··· Text shown
In contrast to targeted therapeutic agents, such as trastuzumab inhibition of epithelial growth factor receptor (EGFR), which may hold promise toward patient-tumor specific treatment,⁶ empiric platinum-based chemotherapy regimens represent a "hit or miss" approach in hopes for a therapeutic benefit despite the calculable risk of significant toxicity.

By avoiding a particular drug by testing a specific tumor’s phenotypic chemotherapy resistance, unnecessary toxicity may be avoided. In vitro chemotherapy resistance testing of fresh human tumor cells may accurately (90%) predict that an agent may be ineffective, whereas chemotherapy sensitivity testing is less accurate (60%) largely because it is impossible to predict the impact of important host and tumor biologic determinants affecting a drug’s clinical efficacy.⁷ For some solid tumors,^8-10 clinical unresponsiveness to antineoplastic agents correlates with in vitro chemotherapy resistance, yet little correlative data exist for NSCLC.
······
◆ **Task requirements**
Write a continuation of the passage on chemotherapy resistance testing, picking up after its last sentence. You can leave the items aside.
··· Information given
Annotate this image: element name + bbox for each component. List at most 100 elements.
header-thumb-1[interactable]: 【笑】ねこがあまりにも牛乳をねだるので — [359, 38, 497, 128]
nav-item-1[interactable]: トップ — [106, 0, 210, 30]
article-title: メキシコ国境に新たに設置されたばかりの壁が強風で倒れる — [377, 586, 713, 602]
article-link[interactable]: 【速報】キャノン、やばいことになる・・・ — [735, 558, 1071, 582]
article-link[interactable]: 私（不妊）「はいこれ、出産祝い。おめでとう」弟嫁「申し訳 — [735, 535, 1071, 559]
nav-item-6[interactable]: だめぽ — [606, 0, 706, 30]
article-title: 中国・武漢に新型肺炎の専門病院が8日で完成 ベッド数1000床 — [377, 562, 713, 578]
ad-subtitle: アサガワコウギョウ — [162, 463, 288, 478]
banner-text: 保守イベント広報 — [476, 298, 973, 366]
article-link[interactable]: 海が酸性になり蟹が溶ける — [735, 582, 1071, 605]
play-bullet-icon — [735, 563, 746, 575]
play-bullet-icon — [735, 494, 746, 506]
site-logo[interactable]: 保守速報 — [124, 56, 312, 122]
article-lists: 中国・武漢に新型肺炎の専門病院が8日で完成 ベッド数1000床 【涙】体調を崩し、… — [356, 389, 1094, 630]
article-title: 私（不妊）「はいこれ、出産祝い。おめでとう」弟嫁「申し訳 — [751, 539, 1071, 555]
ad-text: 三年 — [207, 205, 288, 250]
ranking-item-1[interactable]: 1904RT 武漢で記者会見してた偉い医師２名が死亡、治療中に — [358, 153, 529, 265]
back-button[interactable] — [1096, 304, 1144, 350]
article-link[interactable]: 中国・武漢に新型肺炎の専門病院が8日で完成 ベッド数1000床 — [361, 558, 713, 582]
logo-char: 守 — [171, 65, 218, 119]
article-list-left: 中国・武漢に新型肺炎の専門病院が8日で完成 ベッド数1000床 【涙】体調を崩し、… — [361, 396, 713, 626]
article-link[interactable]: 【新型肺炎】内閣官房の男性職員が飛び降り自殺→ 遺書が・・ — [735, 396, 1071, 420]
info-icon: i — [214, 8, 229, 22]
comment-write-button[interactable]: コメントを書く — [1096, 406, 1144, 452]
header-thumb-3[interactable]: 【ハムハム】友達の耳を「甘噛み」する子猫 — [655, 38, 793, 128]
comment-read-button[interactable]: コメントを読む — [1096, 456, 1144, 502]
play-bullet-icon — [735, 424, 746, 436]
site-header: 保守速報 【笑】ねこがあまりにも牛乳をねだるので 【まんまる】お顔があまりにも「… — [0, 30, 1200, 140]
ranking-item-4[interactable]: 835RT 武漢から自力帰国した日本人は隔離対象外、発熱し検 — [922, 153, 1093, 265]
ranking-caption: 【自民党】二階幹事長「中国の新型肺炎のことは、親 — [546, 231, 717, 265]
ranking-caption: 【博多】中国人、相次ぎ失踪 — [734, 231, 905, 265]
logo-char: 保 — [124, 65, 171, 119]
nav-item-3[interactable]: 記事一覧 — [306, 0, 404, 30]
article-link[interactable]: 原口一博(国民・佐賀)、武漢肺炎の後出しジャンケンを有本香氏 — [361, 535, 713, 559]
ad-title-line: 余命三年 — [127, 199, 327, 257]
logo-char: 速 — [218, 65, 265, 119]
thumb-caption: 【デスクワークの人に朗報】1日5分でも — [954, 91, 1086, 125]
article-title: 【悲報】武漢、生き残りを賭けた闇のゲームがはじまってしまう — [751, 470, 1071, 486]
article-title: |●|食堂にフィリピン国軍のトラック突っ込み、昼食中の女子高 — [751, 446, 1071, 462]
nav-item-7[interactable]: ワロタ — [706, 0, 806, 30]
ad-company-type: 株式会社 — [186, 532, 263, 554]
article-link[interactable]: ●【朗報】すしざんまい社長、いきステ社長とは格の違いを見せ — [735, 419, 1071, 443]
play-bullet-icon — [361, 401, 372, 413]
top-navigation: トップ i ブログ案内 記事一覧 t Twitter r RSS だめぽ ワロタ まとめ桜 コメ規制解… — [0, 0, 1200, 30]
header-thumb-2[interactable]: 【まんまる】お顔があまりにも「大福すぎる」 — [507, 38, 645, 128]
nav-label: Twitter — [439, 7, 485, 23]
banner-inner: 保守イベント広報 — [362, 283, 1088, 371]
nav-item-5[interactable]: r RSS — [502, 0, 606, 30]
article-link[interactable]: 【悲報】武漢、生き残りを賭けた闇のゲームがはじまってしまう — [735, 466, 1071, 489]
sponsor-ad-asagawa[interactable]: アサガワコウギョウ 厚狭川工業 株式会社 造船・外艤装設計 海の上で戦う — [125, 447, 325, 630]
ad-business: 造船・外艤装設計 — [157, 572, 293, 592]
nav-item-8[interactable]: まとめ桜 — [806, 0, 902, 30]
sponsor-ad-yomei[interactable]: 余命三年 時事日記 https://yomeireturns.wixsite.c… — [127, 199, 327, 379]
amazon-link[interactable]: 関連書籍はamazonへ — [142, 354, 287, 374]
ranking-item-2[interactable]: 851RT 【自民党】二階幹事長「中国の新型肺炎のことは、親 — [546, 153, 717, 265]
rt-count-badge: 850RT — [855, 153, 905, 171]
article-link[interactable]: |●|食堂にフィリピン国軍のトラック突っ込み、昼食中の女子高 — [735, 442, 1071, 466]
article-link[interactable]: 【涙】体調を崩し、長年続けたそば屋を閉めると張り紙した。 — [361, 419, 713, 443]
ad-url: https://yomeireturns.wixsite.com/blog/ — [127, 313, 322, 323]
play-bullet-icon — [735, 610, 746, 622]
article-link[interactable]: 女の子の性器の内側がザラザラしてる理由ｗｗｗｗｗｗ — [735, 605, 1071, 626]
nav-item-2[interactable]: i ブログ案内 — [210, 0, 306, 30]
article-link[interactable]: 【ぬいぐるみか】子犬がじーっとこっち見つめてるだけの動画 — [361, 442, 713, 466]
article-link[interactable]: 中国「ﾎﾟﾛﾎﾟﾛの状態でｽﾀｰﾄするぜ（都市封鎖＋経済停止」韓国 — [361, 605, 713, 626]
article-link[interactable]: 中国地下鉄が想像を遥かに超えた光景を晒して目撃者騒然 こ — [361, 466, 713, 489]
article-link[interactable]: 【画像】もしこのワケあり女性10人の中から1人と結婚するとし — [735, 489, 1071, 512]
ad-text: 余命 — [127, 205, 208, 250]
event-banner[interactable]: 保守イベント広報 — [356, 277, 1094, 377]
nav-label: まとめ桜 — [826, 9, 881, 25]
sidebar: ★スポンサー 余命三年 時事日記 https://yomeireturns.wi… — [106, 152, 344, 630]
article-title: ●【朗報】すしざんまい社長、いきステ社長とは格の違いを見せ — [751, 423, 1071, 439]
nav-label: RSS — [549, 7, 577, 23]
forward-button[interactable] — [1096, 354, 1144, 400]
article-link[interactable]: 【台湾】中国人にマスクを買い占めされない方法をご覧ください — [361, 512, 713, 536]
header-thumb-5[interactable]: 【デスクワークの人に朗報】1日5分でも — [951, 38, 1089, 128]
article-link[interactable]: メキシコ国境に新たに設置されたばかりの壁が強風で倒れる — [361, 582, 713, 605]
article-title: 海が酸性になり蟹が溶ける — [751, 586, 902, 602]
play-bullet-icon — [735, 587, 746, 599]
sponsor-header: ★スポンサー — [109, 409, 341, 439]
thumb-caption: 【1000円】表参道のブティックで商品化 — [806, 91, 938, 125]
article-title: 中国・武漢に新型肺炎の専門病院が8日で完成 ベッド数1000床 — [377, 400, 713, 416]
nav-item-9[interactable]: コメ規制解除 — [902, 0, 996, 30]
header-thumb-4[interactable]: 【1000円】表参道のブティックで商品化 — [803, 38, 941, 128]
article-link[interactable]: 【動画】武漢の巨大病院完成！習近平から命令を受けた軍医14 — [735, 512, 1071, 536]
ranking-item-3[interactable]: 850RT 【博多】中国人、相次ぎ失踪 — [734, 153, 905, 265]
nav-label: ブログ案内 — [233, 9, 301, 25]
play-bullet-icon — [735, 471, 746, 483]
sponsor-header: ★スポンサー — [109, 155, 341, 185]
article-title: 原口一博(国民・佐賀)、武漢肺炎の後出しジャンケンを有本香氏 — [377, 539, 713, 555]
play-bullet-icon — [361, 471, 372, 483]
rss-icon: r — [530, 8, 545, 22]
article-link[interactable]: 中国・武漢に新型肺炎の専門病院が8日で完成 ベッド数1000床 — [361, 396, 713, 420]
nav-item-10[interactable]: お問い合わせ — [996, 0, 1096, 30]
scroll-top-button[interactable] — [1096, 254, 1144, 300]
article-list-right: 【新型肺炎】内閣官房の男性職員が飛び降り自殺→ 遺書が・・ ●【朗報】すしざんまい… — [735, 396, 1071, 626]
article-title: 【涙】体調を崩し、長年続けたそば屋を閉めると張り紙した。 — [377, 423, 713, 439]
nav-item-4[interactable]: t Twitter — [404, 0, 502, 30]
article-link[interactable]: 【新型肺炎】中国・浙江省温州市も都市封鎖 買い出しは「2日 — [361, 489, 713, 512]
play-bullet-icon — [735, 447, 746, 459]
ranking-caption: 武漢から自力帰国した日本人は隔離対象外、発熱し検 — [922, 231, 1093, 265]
······
◆ **Task response**
Recently, the prevalence of chemotherapy resistance in resected NSCLC tumor cultures to several individual antineoplastic drugs was reported.¹¹ In an effort to further characterize in vitro chemotherapy resistance patterns in NSCLC, agents used clinically as platinum-based doublets were analyzed for simultaneous in vitro 2-drug resistance, and the association of chemotherapy resistance in NSCLC was compared with DNA ploidy and examined for correlations with molecular markers that may act as surrogates to predict tumor chemotherapy resistance.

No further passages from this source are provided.